(SHORT EXERCISE): Copy all lines of the listing that include the string "Chinese".

# RECORDS start

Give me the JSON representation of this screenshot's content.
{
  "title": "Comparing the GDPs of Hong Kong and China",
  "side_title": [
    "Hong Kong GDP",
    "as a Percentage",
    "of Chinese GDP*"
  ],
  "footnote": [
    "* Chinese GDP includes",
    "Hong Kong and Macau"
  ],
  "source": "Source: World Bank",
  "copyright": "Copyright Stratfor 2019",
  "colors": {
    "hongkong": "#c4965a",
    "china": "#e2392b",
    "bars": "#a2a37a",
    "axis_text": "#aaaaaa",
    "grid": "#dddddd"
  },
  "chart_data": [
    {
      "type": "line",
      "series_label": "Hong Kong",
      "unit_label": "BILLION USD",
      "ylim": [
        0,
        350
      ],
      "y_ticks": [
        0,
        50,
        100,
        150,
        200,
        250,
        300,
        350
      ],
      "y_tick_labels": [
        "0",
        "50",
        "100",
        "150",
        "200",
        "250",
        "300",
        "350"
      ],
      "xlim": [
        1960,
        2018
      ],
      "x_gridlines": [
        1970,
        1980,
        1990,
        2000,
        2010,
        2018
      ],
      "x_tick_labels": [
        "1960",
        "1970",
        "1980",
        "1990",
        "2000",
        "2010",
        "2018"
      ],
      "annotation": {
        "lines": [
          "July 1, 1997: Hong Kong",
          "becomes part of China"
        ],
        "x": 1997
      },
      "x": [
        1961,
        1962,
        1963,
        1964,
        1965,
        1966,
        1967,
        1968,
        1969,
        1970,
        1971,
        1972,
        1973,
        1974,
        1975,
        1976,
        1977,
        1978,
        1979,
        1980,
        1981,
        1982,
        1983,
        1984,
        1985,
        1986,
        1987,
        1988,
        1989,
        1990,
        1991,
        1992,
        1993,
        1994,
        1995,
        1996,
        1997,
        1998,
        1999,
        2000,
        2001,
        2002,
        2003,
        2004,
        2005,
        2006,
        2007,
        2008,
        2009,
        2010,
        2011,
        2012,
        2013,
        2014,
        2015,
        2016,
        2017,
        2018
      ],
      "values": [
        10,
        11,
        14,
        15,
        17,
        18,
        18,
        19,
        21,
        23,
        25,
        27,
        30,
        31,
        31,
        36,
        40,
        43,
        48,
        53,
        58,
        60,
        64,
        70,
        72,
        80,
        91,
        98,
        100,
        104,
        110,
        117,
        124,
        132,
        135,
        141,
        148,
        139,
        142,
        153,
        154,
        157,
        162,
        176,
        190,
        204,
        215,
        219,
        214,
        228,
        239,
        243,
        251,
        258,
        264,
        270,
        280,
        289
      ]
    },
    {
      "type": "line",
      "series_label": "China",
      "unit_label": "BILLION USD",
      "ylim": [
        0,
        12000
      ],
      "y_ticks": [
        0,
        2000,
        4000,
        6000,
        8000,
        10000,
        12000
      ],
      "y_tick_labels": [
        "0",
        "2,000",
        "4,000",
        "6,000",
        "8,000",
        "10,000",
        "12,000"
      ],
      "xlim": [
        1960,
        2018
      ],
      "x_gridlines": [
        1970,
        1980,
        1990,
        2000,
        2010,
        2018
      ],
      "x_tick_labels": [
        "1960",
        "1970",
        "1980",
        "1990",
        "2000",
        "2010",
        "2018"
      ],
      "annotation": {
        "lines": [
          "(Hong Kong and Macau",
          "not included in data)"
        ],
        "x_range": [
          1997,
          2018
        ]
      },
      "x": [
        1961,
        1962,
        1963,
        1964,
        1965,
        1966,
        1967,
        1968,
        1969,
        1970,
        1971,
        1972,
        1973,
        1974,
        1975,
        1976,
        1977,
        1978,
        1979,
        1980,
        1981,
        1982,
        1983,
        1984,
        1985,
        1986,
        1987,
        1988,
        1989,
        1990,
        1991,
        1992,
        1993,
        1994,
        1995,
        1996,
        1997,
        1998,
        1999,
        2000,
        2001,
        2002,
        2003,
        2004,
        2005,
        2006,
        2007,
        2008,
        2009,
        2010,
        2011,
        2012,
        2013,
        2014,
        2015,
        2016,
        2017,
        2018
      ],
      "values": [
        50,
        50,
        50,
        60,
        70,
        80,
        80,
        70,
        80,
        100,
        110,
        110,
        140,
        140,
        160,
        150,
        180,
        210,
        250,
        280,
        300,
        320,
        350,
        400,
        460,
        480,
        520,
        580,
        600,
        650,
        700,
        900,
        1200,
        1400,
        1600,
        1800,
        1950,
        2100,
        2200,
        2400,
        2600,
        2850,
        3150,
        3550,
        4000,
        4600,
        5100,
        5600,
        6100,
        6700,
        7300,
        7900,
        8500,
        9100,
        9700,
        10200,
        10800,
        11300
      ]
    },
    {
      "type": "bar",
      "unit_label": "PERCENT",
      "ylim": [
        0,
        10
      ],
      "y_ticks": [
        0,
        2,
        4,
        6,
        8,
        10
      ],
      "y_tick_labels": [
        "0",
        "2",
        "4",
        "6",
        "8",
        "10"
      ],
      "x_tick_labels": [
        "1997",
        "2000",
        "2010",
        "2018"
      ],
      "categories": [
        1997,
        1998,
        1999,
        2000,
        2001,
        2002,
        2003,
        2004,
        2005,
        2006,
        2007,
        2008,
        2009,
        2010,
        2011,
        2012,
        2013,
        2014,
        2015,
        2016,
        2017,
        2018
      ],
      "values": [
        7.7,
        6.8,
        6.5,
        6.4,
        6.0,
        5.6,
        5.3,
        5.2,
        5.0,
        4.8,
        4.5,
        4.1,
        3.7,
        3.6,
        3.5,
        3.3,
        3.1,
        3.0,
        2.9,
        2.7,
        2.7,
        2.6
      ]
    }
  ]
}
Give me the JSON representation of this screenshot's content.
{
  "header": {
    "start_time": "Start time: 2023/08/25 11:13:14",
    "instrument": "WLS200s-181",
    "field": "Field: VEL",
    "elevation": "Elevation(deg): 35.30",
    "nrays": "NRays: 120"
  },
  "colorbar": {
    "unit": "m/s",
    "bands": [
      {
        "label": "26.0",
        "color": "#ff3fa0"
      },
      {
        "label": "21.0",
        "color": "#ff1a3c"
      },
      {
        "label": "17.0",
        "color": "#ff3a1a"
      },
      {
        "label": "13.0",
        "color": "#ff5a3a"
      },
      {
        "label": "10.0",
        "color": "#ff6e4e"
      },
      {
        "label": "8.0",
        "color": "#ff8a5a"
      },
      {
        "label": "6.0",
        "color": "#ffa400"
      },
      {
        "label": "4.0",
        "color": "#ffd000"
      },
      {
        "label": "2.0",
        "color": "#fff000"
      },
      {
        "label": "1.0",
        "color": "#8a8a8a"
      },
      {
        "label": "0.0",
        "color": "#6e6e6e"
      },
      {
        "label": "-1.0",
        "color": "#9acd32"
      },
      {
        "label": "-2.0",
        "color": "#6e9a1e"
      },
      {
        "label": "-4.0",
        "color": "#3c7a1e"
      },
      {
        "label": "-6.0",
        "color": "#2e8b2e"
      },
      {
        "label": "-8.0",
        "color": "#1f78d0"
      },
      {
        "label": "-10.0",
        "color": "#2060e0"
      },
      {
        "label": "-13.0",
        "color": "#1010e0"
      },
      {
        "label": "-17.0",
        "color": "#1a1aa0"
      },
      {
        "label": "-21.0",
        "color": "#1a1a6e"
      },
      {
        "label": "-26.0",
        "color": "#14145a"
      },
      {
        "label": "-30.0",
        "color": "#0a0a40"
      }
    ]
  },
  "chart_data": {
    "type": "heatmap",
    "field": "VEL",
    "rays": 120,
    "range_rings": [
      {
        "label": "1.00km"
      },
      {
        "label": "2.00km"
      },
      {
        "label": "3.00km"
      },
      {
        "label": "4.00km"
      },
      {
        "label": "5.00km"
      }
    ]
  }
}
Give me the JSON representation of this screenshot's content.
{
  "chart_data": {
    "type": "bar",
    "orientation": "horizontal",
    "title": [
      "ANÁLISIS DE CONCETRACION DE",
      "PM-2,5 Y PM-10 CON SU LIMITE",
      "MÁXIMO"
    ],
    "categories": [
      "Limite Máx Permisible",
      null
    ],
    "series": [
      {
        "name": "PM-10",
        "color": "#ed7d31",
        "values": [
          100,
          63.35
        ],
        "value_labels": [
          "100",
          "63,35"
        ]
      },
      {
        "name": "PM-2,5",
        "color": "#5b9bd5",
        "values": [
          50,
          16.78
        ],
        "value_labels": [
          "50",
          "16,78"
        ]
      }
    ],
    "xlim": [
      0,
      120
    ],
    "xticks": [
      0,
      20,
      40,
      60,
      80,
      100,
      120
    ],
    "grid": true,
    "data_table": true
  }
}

# RECORDS end

(FINAL ANSWER):
    "of Chinese GDP*"
    "* Chinese GDP includes",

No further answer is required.